# Written exercise
Extract every line that includes the string "eere".

════════════════

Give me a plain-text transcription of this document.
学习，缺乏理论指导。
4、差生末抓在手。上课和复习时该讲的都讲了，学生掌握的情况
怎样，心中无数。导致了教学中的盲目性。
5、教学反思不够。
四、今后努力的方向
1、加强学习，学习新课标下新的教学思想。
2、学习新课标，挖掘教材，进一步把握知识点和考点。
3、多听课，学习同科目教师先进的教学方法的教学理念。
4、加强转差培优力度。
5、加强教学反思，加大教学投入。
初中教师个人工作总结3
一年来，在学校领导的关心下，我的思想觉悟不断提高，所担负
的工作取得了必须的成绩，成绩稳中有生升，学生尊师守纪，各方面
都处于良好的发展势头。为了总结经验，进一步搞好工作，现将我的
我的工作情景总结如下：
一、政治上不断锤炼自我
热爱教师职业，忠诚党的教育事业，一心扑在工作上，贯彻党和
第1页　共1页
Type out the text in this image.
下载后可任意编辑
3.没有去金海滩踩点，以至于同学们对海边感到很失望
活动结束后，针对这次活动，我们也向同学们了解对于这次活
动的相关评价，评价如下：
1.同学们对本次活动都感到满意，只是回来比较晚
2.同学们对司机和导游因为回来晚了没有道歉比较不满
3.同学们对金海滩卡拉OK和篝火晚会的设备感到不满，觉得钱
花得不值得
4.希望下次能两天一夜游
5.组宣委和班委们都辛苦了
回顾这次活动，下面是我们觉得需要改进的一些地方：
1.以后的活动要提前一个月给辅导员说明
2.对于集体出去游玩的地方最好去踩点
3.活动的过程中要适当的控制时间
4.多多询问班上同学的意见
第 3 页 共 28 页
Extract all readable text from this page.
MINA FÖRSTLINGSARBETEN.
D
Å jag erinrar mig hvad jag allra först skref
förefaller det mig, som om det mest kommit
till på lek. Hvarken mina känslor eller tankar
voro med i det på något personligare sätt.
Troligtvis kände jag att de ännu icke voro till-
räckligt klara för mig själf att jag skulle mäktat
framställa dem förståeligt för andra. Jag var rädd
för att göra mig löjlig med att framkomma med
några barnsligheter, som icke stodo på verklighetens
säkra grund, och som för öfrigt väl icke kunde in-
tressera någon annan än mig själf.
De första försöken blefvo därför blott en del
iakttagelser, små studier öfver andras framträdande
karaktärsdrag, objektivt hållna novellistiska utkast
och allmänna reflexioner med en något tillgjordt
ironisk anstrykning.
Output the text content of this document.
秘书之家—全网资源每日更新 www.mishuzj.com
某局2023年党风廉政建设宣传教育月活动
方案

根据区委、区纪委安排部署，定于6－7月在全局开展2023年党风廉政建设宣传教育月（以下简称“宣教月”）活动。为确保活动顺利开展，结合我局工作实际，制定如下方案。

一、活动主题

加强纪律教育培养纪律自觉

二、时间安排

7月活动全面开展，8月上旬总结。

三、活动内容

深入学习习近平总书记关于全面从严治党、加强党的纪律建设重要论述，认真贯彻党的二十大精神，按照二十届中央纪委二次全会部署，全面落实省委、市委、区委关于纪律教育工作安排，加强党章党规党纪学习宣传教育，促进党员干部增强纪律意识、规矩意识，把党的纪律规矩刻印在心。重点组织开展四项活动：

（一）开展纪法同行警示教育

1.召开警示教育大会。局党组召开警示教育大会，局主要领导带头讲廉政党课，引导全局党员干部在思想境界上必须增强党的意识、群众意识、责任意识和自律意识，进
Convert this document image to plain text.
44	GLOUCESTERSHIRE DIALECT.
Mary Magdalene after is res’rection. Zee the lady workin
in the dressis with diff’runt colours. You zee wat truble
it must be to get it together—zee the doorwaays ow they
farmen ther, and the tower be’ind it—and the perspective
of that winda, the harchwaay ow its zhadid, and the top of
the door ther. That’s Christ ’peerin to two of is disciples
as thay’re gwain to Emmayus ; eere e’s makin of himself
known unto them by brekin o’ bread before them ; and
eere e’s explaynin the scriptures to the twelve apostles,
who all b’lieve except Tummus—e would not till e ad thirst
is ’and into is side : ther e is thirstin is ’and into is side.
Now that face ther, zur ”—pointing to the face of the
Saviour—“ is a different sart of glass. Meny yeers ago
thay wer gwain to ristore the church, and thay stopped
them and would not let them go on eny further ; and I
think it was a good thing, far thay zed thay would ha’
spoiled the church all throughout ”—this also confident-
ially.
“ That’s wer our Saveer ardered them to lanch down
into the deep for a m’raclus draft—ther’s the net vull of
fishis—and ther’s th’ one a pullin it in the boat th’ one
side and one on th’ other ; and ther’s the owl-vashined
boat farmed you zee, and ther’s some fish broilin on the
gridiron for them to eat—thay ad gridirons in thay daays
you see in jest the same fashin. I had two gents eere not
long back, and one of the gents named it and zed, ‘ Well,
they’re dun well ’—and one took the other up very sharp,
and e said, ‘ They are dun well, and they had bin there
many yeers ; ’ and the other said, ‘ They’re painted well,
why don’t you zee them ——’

════════════════

# Output of the exercise
as thay’re gwain to Emmayus ; eere e’s makin of himself
eere e’s explaynin the scriptures to the twelve apostles,
you see in jest the same fashin. I had two gents eere not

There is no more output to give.